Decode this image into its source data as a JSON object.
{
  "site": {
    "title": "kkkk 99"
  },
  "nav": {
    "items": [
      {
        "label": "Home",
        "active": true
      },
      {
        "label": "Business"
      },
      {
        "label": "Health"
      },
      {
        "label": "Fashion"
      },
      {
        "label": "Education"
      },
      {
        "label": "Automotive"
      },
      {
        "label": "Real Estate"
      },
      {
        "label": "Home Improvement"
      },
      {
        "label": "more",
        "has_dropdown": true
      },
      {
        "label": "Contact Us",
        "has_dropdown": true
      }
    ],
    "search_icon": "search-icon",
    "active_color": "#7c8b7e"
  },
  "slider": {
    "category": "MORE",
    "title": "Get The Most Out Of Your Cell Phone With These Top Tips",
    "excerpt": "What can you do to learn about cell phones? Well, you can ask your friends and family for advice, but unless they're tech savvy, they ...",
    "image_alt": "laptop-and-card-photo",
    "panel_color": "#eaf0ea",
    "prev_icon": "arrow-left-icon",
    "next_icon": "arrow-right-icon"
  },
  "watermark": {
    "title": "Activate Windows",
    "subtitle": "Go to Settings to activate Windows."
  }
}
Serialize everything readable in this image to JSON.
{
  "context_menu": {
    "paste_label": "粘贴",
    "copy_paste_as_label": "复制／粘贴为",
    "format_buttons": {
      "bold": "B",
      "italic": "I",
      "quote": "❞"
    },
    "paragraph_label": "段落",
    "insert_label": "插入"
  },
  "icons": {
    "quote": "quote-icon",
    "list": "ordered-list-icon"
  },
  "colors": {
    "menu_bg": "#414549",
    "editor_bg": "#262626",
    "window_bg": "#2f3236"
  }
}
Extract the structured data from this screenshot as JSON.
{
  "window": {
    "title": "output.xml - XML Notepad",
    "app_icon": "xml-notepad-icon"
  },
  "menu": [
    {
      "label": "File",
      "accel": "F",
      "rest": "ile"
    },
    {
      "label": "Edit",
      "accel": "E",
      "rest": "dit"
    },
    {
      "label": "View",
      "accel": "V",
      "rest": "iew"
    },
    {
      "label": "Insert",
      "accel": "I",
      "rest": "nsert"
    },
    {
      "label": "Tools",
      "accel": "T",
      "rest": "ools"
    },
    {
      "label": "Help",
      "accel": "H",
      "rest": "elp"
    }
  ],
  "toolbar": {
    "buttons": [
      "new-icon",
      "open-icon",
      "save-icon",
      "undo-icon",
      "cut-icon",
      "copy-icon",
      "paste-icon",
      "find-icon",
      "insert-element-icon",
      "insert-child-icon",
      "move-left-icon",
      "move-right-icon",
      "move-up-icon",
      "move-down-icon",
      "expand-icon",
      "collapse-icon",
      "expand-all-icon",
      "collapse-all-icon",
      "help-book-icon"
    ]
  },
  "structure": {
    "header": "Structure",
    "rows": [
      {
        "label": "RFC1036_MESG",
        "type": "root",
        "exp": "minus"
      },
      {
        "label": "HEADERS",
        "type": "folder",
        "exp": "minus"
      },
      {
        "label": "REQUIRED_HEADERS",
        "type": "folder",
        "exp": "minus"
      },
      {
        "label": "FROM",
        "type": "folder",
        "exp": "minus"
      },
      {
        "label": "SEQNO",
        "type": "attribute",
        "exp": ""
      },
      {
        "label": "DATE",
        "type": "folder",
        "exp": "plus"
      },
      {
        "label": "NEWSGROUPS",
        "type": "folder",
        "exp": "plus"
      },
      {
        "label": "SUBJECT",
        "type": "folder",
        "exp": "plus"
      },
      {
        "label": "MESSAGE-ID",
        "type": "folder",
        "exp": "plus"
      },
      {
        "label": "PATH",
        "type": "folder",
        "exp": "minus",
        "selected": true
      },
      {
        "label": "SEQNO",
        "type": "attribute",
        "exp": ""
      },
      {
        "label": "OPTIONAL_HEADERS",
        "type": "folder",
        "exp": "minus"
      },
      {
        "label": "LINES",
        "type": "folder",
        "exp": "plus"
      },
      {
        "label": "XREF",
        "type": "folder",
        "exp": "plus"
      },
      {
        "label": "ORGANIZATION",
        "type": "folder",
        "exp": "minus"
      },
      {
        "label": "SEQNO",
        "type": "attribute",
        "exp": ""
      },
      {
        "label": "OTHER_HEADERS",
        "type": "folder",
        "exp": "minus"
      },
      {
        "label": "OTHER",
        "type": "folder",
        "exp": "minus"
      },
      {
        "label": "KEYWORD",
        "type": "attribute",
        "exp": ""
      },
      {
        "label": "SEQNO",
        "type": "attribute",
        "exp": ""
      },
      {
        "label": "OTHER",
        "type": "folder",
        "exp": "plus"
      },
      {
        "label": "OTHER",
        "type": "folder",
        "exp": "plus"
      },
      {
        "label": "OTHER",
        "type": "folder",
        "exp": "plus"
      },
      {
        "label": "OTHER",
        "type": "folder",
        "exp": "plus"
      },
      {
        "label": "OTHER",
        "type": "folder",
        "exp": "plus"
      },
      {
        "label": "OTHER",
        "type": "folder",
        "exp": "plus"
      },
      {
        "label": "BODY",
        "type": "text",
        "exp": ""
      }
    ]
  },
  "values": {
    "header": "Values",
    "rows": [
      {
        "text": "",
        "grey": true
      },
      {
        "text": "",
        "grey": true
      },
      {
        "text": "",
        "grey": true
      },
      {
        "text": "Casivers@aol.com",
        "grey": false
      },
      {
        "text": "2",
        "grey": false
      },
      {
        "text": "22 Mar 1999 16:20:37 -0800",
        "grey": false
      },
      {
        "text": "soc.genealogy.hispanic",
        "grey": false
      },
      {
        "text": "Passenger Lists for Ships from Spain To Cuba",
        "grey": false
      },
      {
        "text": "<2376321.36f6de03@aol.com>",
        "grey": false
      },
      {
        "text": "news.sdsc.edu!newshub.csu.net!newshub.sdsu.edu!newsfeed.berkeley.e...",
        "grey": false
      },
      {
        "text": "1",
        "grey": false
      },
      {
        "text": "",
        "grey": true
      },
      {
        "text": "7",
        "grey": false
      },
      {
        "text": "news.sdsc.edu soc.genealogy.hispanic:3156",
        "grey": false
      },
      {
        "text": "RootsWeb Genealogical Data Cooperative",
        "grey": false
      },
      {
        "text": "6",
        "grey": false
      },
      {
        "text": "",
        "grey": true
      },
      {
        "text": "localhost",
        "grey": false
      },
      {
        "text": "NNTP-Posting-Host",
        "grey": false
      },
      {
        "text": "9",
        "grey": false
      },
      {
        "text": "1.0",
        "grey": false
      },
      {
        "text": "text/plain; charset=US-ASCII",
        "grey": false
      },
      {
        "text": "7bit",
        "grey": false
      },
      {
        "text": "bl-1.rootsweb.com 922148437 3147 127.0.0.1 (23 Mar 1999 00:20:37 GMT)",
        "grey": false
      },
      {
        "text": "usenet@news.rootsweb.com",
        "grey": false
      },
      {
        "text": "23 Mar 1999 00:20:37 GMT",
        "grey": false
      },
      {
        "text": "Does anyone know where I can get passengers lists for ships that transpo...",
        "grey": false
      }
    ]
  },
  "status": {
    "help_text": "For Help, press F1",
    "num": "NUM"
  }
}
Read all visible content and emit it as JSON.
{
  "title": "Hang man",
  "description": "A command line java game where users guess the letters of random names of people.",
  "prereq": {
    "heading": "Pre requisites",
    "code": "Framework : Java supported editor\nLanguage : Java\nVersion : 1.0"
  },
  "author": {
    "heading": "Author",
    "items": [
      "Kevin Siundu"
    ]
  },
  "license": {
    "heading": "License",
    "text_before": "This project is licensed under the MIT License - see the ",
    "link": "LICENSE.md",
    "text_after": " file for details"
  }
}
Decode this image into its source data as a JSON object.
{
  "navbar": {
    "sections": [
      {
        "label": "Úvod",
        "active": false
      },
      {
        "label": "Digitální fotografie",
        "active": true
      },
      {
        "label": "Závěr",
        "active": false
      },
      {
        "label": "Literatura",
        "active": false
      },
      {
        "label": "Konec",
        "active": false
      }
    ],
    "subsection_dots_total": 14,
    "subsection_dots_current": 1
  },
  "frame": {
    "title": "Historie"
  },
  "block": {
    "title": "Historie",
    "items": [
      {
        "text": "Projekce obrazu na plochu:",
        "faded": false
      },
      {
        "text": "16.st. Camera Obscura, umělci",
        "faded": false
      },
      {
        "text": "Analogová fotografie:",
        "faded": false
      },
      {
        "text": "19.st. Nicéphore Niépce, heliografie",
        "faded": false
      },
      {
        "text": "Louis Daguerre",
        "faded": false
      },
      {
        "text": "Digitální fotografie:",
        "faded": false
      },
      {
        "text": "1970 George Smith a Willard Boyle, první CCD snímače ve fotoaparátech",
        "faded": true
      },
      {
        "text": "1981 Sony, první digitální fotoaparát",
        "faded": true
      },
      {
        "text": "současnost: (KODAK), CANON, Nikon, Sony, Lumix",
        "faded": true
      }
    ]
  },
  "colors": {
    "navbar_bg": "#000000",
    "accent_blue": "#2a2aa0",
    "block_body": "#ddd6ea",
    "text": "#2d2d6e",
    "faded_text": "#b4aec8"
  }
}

▶ _STATED TASK_
Look through the entries above; copy every line holding the string "right".

▶ _EXERCISE RESULT_
    "next_icon": "arrow-right-icon"
      "move-right-icon",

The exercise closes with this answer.